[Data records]

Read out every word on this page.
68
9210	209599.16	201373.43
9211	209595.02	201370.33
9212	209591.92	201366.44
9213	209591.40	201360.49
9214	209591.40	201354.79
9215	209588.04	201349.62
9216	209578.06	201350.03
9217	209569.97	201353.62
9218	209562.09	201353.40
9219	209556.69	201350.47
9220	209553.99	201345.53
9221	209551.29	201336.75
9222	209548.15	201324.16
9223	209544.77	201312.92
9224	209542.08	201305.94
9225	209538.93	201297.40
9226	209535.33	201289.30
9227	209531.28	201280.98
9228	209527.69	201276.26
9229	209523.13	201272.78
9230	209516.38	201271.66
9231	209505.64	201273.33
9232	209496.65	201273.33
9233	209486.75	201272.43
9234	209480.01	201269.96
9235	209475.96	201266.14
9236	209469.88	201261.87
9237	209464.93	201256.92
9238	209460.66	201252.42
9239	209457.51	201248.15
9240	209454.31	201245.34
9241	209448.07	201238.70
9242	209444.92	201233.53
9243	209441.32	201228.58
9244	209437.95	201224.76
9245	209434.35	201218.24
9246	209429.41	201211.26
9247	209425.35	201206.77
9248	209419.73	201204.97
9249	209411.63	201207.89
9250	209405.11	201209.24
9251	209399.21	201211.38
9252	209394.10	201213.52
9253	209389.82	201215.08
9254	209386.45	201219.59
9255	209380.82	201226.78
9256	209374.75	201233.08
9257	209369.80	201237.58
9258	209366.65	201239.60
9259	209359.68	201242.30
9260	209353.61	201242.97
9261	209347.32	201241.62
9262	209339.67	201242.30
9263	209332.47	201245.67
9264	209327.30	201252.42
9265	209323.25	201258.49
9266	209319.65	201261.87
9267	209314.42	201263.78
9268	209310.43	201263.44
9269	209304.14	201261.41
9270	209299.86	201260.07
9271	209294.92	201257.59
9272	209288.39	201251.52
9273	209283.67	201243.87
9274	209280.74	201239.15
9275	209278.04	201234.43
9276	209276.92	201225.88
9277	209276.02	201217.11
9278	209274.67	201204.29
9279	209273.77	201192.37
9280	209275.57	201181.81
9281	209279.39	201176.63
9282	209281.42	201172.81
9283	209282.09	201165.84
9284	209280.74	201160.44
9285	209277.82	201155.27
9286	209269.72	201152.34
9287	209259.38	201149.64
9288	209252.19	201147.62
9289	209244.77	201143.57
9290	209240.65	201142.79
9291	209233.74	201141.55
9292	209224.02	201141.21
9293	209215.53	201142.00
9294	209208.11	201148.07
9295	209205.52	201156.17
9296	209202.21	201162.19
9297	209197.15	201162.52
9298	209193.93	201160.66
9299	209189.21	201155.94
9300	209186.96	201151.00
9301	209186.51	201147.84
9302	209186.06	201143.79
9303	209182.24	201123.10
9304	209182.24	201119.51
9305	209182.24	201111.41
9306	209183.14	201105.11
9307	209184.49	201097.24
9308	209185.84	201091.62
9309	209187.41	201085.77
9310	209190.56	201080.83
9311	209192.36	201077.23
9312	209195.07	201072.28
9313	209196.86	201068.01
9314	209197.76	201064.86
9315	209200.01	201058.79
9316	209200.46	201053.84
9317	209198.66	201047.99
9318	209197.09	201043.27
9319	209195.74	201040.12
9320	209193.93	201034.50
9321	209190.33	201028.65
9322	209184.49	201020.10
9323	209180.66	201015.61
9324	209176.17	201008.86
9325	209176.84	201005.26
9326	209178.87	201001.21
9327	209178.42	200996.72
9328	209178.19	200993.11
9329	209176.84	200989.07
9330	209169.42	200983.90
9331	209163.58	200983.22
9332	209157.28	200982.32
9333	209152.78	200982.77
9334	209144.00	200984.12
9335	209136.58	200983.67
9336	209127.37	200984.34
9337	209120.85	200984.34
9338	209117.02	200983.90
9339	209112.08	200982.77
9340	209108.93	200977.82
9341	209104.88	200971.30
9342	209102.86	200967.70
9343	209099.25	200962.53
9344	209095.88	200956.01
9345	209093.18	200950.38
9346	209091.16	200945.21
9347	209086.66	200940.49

# SET TASK
Copy out each record from above, exactly.

# EXPECTED ANSWER
Read out every word on this page.
68
9210	209599.16	201373.43
9211	209595.02	201370.33
9212	209591.92	201366.44
9213	209591.40	201360.49
9214	209591.40	201354.79
9215	209588.04	201349.62
9216	209578.06	201350.03
9217	209569.97	201353.62
9218	209562.09	201353.40
9219	209556.69	201350.47
9220	209553.99	201345.53
9221	209551.29	201336.75
9222	209548.15	201324.16
9223	209544.77	201312.92
9224	209542.08	201305.94
9225	209538.93	201297.40
9226	209535.33	201289.30
9227	209531.28	201280.98
9228	209527.69	201276.26
9229	209523.13	201272.78
9230	209516.38	201271.66
9231	209505.64	201273.33
9232	209496.65	201273.33
9233	209486.75	201272.43
9234	209480.01	201269.96
9235	209475.96	201266.14
9236	209469.88	201261.87
9237	209464.93	201256.92
9238	209460.66	201252.42
9239	209457.51	201248.15
9240	209454.31	201245.34
9241	209448.07	201238.70
9242	209444.92	201233.53
9243	209441.32	201228.58
9244	209437.95	201224.76
9245	209434.35	201218.24
9246	209429.41	201211.26
9247	209425.35	201206.77
9248	209419.73	201204.97
9249	209411.63	201207.89
9250	209405.11	201209.24
9251	209399.21	201211.38
9252	209394.10	201213.52
9253	209389.82	201215.08
9254	209386.45	201219.59
9255	209380.82	201226.78
9256	209374.75	201233.08
9257	209369.80	201237.58
9258	209366.65	201239.60
9259	209359.68	201242.30
9260	209353.61	201242.97
9261	209347.32	201241.62
9262	209339.67	201242.30
9263	209332.47	201245.67
9264	209327.30	201252.42
9265	209323.25	201258.49
9266	209319.65	201261.87
9267	209314.42	201263.78
9268	209310.43	201263.44
9269	209304.14	201261.41
9270	209299.86	201260.07
9271	209294.92	201257.59
9272	209288.39	201251.52
9273	209283.67	201243.87
9274	209280.74	201239.15
9275	209278.04	201234.43
9276	209276.92	201225.88
9277	209276.02	201217.11
9278	209274.67	201204.29
9279	209273.77	201192.37
9280	209275.57	201181.81
9281	209279.39	201176.63
9282	209281.42	201172.81
9283	209282.09	201165.84
9284	209280.74	201160.44
9285	209277.82	201155.27
9286	209269.72	201152.34
9287	209259.38	201149.64
9288	209252.19	201147.62
9289	209244.77	201143.57
9290	209240.65	201142.79
9291	209233.74	201141.55
9292	209224.02	201141.21
9293	209215.53	201142.00
9294	209208.11	201148.07
9295	209205.52	201156.17
9296	209202.21	201162.19
9297	209197.15	201162.52
9298	209193.93	201160.66
9299	209189.21	201155.94
9300	209186.96	201151.00
9301	209186.51	201147.84
9302	209186.06	201143.79
9303	209182.24	201123.10
9304	209182.24	201119.51
9305	209182.24	201111.41
9306	209183.14	201105.11
9307	209184.49	201097.24
9308	209185.84	201091.62
9309	209187.41	201085.77
9310	209190.56	201080.83
9311	209192.36	201077.23
9312	209195.07	201072.28
9313	209196.86	201068.01
9314	209197.76	201064.86
9315	209200.01	201058.79
9316	209200.46	201053.84
9317	209198.66	201047.99
9318	209197.09	201043.27
9319	209195.74	201040.12
9320	209193.93	201034.50
9321	209190.33	201028.65
9322	209184.49	201020.10
9323	209180.66	201015.61
9324	209176.17	201008.86
9325	209176.84	201005.26
9326	209178.87	201001.21
9327	209178.42	200996.72
9328	209178.19	200993.11
9329	209176.84	200989.07
9330	209169.42	200983.90
9331	209163.58	200983.22
9332	209157.28	200982.32
9333	209152.78	200982.77
9334	209144.00	200984.12
9335	209136.58	200983.67
9336	209127.37	200984.34
9337	209120.85	200984.34
9338	209117.02	200983.90
9339	209112.08	200982.77
9340	209108.93	200977.82
9341	209104.88	200971.30
9342	209102.86	200967.70
9343	209099.25	200962.53
9344	209095.88	200956.01
9345	209093.18	200950.38
9346	209091.16	200945.21
9347	209086.66	200940.49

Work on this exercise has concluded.